Material provided:

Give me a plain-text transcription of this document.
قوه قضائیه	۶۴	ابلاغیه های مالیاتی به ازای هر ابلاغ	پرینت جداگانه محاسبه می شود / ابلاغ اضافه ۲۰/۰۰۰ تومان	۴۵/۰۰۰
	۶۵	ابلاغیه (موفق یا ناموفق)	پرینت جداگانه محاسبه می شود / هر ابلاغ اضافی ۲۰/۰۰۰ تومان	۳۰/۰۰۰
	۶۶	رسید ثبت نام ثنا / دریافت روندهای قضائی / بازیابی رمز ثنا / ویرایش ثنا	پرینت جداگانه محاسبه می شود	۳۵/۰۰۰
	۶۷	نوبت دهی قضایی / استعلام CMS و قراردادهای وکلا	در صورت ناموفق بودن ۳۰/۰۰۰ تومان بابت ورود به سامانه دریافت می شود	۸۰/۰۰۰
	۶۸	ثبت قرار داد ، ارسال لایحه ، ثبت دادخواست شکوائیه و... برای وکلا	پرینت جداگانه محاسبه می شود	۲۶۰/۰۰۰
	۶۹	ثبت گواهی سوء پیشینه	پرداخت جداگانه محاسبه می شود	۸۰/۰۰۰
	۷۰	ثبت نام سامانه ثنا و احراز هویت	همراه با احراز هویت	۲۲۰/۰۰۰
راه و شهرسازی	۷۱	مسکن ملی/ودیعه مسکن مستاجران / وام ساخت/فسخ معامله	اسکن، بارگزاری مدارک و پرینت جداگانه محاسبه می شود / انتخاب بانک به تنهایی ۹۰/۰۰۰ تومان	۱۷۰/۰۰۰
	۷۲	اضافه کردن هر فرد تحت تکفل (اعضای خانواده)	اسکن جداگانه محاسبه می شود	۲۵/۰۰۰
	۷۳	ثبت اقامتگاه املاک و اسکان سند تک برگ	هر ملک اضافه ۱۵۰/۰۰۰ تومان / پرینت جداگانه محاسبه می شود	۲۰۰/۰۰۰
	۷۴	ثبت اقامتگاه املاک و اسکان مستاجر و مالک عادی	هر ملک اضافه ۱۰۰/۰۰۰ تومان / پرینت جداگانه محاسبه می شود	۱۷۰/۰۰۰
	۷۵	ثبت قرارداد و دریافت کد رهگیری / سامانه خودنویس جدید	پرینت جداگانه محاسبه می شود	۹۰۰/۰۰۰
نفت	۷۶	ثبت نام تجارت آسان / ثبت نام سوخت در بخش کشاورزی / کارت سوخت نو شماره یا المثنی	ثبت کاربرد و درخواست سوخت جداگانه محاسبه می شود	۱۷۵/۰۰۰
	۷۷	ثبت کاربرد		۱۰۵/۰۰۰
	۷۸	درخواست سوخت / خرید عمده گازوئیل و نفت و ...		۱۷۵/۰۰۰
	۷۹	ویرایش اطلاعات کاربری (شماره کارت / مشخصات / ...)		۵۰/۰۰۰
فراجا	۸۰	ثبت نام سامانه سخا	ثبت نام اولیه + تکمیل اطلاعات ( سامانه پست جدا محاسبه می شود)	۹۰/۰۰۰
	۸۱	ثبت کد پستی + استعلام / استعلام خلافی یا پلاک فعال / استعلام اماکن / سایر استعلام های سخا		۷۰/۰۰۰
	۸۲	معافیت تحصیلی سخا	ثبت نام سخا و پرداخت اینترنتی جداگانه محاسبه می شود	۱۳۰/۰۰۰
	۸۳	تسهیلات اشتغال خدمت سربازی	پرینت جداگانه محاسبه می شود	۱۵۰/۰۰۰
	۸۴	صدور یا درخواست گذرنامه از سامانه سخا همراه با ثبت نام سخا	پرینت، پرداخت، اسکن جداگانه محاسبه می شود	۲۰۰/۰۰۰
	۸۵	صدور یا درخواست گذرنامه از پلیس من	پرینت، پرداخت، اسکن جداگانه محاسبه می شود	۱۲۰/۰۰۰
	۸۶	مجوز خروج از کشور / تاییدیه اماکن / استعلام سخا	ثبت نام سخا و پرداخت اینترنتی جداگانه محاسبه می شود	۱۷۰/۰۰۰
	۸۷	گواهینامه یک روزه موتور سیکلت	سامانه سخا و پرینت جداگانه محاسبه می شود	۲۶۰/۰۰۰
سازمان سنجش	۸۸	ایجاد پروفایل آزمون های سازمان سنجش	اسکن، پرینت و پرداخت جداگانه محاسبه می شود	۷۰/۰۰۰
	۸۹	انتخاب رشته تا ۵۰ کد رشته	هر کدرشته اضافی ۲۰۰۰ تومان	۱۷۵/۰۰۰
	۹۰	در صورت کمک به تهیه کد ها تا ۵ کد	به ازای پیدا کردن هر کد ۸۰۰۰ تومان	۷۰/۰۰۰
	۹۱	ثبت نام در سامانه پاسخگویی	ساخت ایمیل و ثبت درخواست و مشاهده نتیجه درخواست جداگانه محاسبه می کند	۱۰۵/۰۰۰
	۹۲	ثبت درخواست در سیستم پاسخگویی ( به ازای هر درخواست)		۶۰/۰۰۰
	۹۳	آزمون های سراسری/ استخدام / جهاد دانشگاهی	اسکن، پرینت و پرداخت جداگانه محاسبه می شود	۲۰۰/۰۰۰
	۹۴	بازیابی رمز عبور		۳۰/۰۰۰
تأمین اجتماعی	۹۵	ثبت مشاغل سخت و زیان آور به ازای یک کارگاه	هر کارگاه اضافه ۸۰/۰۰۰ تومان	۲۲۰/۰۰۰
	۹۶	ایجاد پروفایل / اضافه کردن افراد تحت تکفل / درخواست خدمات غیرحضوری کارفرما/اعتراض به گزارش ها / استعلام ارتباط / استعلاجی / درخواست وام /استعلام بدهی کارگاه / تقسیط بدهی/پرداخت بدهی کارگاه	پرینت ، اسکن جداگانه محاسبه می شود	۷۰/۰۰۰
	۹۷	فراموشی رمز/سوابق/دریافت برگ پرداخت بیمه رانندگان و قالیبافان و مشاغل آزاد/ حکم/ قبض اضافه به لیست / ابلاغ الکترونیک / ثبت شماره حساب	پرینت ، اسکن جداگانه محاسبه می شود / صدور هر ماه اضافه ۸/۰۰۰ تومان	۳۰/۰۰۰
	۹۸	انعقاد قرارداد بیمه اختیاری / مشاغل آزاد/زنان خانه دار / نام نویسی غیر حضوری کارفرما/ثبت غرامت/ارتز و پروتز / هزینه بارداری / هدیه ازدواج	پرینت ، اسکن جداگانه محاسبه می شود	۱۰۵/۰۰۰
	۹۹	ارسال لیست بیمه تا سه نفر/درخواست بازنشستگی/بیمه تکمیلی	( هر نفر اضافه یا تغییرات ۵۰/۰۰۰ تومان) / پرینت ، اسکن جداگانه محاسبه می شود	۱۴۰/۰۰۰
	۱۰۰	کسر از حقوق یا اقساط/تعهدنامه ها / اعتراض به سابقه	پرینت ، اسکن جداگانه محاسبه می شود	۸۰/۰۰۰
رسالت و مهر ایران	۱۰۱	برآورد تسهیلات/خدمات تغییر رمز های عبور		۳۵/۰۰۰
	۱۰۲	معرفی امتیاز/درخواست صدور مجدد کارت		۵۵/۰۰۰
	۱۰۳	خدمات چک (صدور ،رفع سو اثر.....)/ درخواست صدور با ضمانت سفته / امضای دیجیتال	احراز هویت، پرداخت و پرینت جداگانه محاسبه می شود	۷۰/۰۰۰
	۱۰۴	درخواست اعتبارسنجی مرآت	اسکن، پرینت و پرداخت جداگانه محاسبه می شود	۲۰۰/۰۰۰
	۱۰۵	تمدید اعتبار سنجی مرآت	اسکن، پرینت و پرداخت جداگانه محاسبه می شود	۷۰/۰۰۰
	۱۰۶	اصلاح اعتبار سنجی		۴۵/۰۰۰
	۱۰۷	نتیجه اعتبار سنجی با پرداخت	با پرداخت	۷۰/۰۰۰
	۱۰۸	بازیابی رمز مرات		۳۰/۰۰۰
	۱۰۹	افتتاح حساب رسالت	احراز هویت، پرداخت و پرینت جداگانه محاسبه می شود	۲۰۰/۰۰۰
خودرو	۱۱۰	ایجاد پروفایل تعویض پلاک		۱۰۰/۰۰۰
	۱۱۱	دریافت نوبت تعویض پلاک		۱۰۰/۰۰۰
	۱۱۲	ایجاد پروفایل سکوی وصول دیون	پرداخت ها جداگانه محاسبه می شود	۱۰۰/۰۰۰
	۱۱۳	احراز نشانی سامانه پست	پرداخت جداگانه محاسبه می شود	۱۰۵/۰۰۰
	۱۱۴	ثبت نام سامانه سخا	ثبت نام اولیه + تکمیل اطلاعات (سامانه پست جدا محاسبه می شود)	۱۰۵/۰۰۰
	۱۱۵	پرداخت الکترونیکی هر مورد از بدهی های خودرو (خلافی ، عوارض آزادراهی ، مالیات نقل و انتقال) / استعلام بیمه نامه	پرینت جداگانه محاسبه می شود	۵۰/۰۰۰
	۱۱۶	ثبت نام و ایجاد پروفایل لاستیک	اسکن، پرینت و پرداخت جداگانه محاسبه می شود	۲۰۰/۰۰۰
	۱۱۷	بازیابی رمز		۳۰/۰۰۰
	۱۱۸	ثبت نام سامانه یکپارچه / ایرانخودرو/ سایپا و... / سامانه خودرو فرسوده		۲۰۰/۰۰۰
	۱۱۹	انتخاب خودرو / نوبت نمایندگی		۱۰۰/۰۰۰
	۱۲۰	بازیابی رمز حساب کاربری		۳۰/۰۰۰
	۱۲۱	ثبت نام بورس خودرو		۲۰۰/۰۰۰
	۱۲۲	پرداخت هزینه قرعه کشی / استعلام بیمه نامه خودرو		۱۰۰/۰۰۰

What you are asked to do: Select from the material above each line in which the string "ویرایش" appears, and list those lines.

Answer in full:
	۶۶	رسید ثبت نام ثنا / دریافت روندهای قضائی / بازیابی رمز ثنا / ویرایش ثنا	پرینت جداگانه محاسبه می شود	۳۵/۰۰۰
	۷۹	ویرایش اطلاعات کاربری (شماره کارت / مشخصات / ...)		۵۰/۰۰۰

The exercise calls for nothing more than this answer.